(Records)
+--
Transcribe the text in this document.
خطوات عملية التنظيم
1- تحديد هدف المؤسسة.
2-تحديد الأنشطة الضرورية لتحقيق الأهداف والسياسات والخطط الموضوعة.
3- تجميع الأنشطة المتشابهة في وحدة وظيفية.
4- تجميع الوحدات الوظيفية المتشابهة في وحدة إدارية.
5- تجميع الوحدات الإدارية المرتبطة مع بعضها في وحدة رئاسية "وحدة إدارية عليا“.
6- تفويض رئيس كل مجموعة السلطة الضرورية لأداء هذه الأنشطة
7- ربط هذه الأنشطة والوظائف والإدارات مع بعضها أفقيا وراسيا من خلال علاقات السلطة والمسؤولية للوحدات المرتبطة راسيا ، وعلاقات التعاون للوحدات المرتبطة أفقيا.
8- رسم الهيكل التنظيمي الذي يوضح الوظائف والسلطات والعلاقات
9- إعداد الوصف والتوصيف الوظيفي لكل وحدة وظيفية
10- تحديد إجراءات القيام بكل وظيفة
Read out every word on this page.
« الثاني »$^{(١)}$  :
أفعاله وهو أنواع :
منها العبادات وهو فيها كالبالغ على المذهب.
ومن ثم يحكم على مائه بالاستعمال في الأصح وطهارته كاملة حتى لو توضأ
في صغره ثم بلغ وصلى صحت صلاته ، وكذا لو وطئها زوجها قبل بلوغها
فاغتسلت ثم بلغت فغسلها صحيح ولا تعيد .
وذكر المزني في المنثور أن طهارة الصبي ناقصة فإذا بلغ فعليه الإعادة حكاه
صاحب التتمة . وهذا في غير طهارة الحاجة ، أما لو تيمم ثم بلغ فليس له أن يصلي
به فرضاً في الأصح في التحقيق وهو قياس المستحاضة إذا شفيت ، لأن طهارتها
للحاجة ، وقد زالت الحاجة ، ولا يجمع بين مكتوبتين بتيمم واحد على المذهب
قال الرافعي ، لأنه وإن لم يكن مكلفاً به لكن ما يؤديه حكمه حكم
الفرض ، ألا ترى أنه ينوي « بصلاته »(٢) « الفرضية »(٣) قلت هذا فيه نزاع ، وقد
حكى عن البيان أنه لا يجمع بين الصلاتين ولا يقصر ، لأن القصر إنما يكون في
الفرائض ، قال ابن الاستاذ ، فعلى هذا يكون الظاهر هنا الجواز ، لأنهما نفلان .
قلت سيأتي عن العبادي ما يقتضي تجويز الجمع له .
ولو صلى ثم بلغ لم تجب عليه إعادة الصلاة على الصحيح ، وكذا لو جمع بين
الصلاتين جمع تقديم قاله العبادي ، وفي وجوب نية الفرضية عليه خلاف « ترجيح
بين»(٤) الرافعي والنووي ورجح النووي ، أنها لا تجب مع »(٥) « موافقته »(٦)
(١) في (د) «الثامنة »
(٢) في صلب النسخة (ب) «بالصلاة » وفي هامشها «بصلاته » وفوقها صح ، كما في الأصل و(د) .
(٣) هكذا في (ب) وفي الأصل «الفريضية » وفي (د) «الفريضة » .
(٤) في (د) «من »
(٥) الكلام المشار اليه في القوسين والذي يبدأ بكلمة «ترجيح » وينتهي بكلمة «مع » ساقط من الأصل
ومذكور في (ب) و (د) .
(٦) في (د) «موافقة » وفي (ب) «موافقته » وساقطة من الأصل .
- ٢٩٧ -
+--
• [Exercise objective]:
Copy the data above exactly. Every line must be included.

• [Task response]:
Transcribe the text in this document.
خطوات عملية التنظيم
1- تحديد هدف المؤسسة.
2-تحديد الأنشطة الضرورية لتحقيق الأهداف والسياسات والخطط الموضوعة.
3- تجميع الأنشطة المتشابهة في وحدة وظيفية.
4- تجميع الوحدات الوظيفية المتشابهة في وحدة إدارية.
5- تجميع الوحدات الإدارية المرتبطة مع بعضها في وحدة رئاسية "وحدة إدارية عليا“.
6- تفويض رئيس كل مجموعة السلطة الضرورية لأداء هذه الأنشطة
7- ربط هذه الأنشطة والوظائف والإدارات مع بعضها أفقيا وراسيا من خلال علاقات السلطة والمسؤولية للوحدات المرتبطة راسيا ، وعلاقات التعاون للوحدات المرتبطة أفقيا.
8- رسم الهيكل التنظيمي الذي يوضح الوظائف والسلطات والعلاقات
9- إعداد الوصف والتوصيف الوظيفي لكل وحدة وظيفية
10- تحديد إجراءات القيام بكل وظيفة
Read out every word on this page.
« الثاني »$^{(١)}$  :
أفعاله وهو أنواع :
منها العبادات وهو فيها كالبالغ على المذهب.
ومن ثم يحكم على مائه بالاستعمال في الأصح وطهارته كاملة حتى لو توضأ
في صغره ثم بلغ وصلى صحت صلاته ، وكذا لو وطئها زوجها قبل بلوغها
فاغتسلت ثم بلغت فغسلها صحيح ولا تعيد .
وذكر المزني في المنثور أن طهارة الصبي ناقصة فإذا بلغ فعليه الإعادة حكاه
صاحب التتمة . وهذا في غير طهارة الحاجة ، أما لو تيمم ثم بلغ فليس له أن يصلي
به فرضاً في الأصح في التحقيق وهو قياس المستحاضة إذا شفيت ، لأن طهارتها
للحاجة ، وقد زالت الحاجة ، ولا يجمع بين مكتوبتين بتيمم واحد على المذهب
قال الرافعي ، لأنه وإن لم يكن مكلفاً به لكن ما يؤديه حكمه حكم
الفرض ، ألا ترى أنه ينوي « بصلاته »(٢) « الفرضية »(٣) قلت هذا فيه نزاع ، وقد
حكى عن البيان أنه لا يجمع بين الصلاتين ولا يقصر ، لأن القصر إنما يكون في
الفرائض ، قال ابن الاستاذ ، فعلى هذا يكون الظاهر هنا الجواز ، لأنهما نفلان .
قلت سيأتي عن العبادي ما يقتضي تجويز الجمع له .
ولو صلى ثم بلغ لم تجب عليه إعادة الصلاة على الصحيح ، وكذا لو جمع بين
الصلاتين جمع تقديم قاله العبادي ، وفي وجوب نية الفرضية عليه خلاف « ترجيح
بين»(٤) الرافعي والنووي ورجح النووي ، أنها لا تجب مع »(٥) « موافقته »(٦)
(١) في (د) «الثامنة »
(٢) في صلب النسخة (ب) «بالصلاة » وفي هامشها «بصلاته » وفوقها صح ، كما في الأصل و(د) .
(٣) هكذا في (ب) وفي الأصل «الفريضية » وفي (د) «الفريضة » .
(٤) في (د) «من »
(٥) الكلام المشار اليه في القوسين والذي يبدأ بكلمة «ترجيح » وينتهي بكلمة «مع » ساقط من الأصل
ومذكور في (ب) و (د) .
(٦) في (د) «موافقة » وفي (ب) «موافقته » وساقطة من الأصل .
- ٢٩٧ -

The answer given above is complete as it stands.